======== Given data
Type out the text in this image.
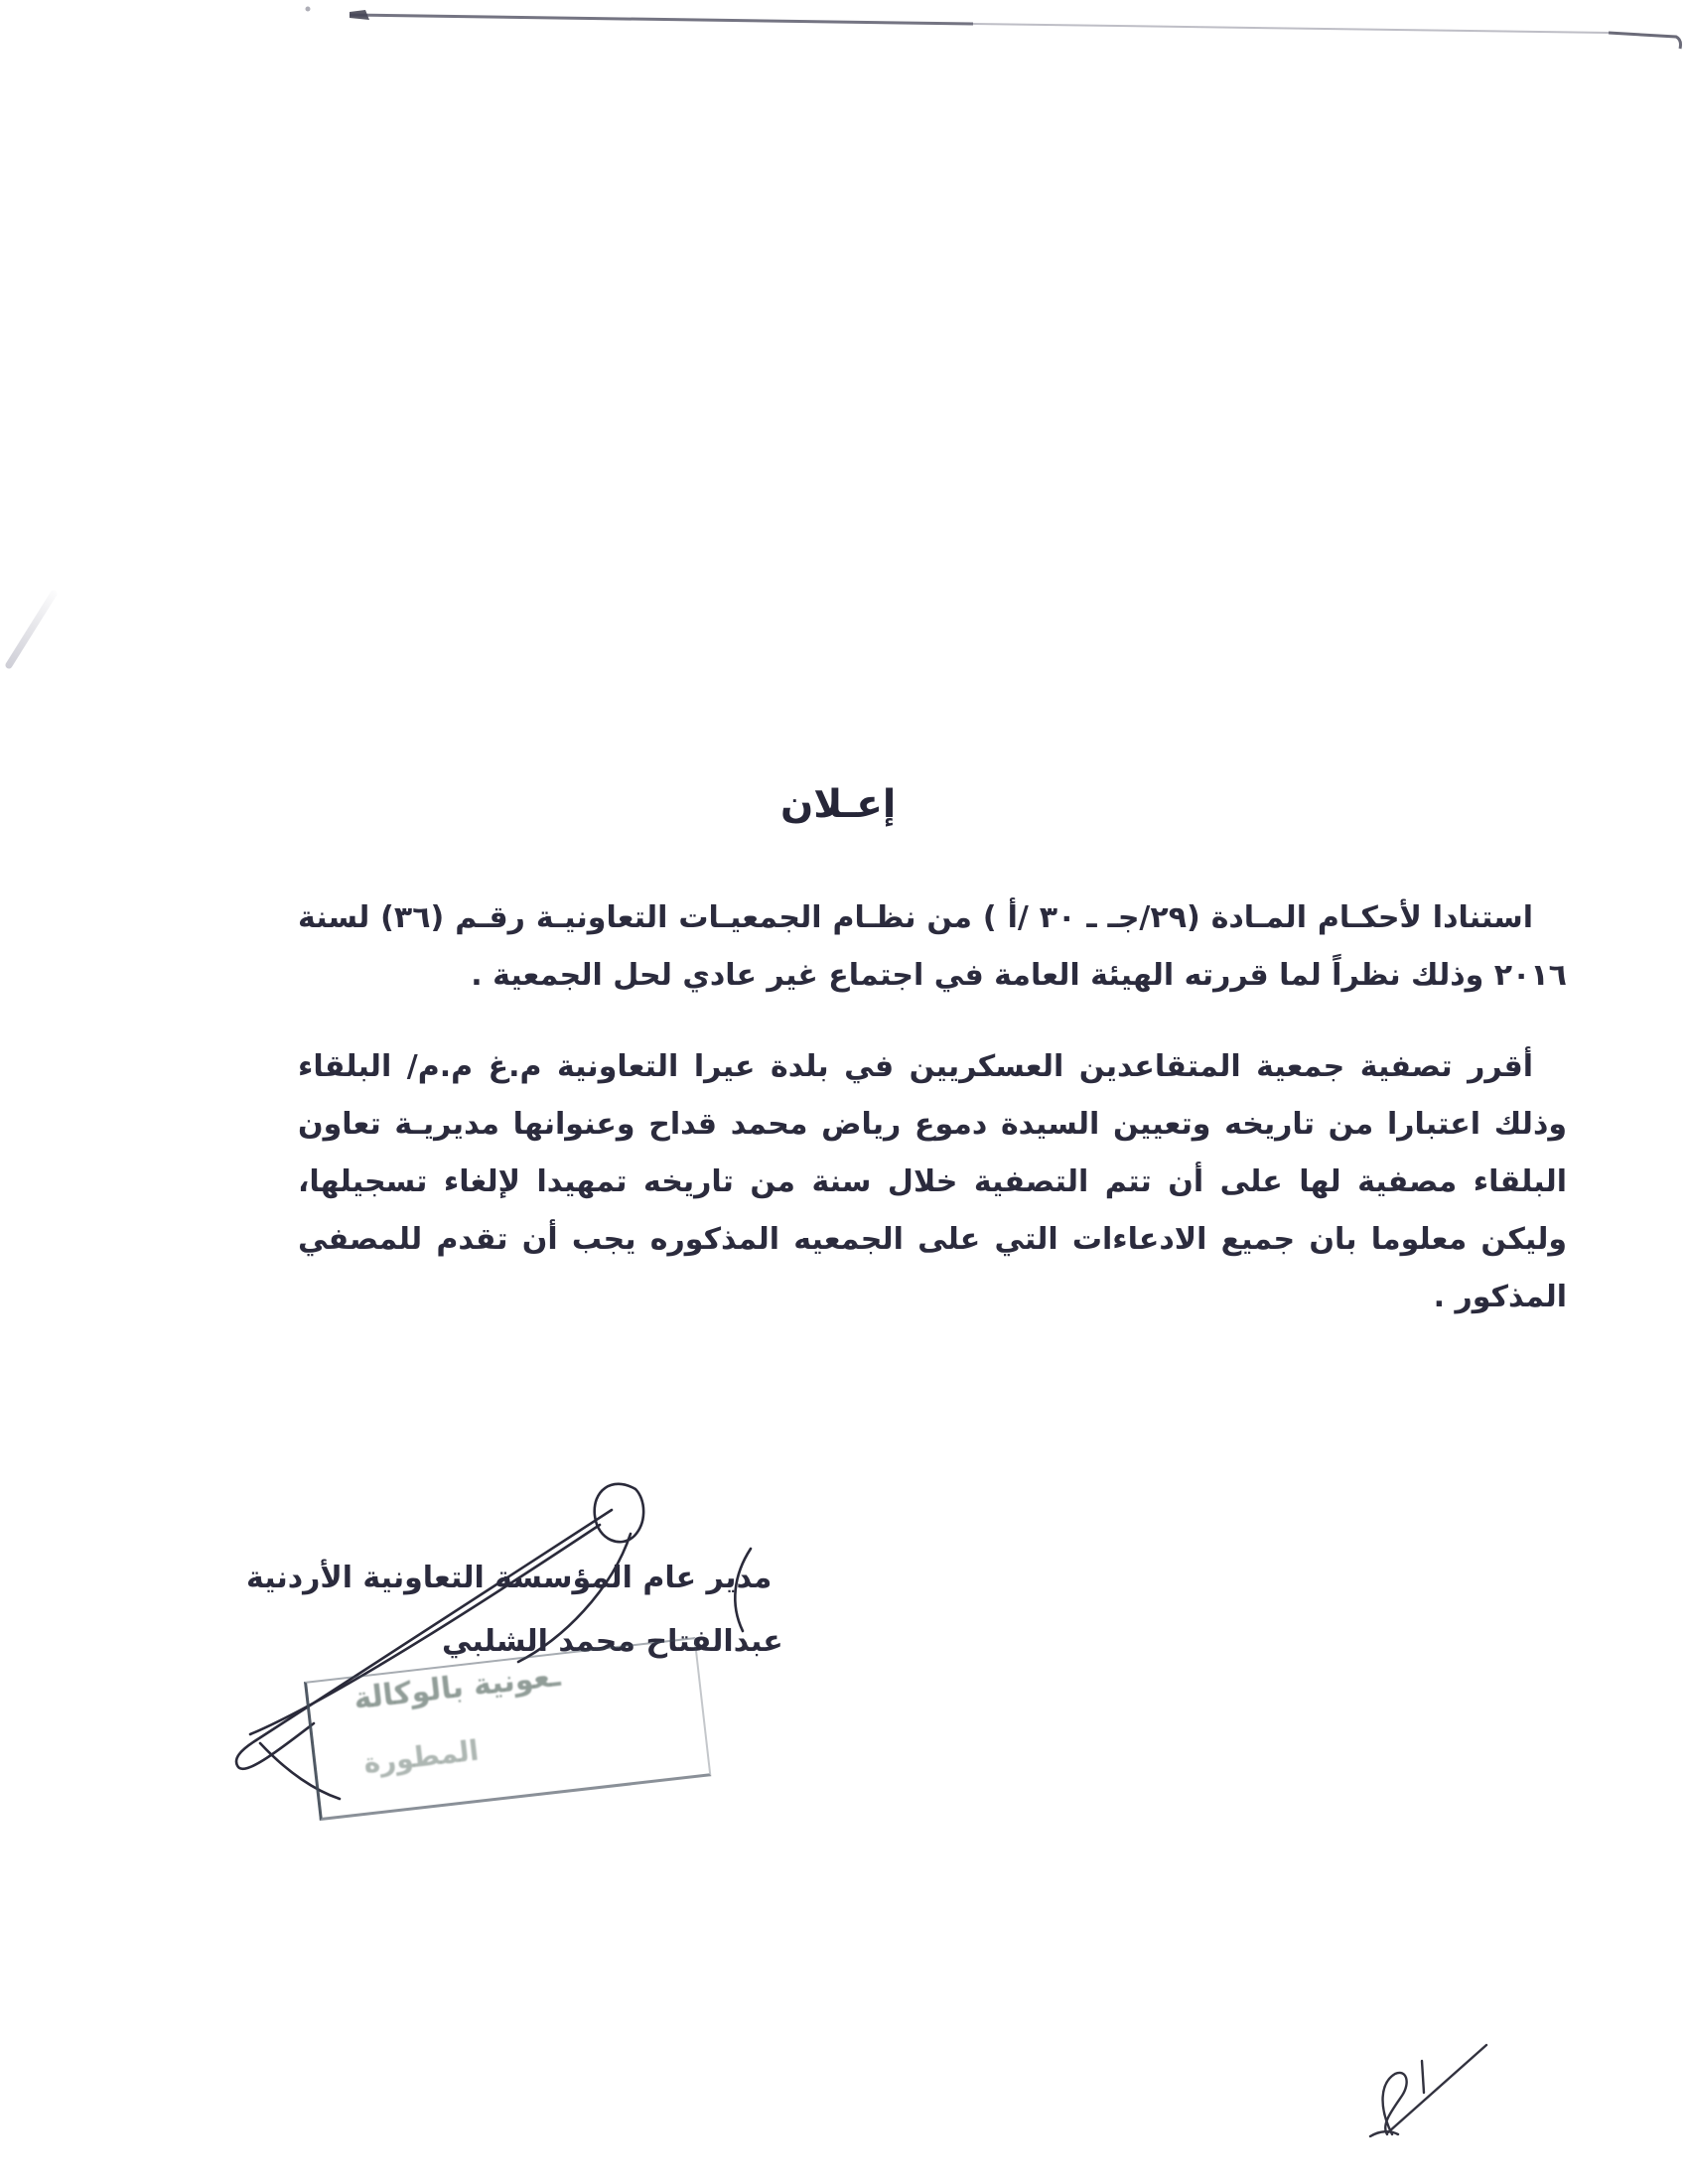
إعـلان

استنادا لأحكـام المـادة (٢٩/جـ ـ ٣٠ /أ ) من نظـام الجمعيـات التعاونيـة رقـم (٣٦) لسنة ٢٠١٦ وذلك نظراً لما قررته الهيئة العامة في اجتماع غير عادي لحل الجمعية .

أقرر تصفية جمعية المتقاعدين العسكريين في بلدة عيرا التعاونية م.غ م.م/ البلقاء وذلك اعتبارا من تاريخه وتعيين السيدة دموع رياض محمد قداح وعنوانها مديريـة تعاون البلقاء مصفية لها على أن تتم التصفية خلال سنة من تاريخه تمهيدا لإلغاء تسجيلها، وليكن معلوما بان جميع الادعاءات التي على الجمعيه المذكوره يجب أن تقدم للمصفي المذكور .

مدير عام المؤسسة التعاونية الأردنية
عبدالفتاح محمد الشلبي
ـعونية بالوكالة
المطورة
================
> _Task details_
In this exercise, set down all of the data exactly, without the pictures.

> _Result for this exercise_
Type out the text in this image.
إعـلان

استنادا لأحكـام المـادة (٢٩/جـ ـ ٣٠ /أ ) من نظـام الجمعيـات التعاونيـة رقـم (٣٦) لسنة ٢٠١٦ وذلك نظراً لما قررته الهيئة العامة في اجتماع غير عادي لحل الجمعية .

أقرر تصفية جمعية المتقاعدين العسكريين في بلدة عيرا التعاونية م.غ م.م/ البلقاء وذلك اعتبارا من تاريخه وتعيين السيدة دموع رياض محمد قداح وعنوانها مديريـة تعاون البلقاء مصفية لها على أن تتم التصفية خلال سنة من تاريخه تمهيدا لإلغاء تسجيلها، وليكن معلوما بان جميع الادعاءات التي على الجمعيه المذكوره يجب أن تقدم للمصفي المذكور .

مدير عام المؤسسة التعاونية الأردنية
عبدالفتاح محمد الشلبي
ـعونية بالوكالة
المطورة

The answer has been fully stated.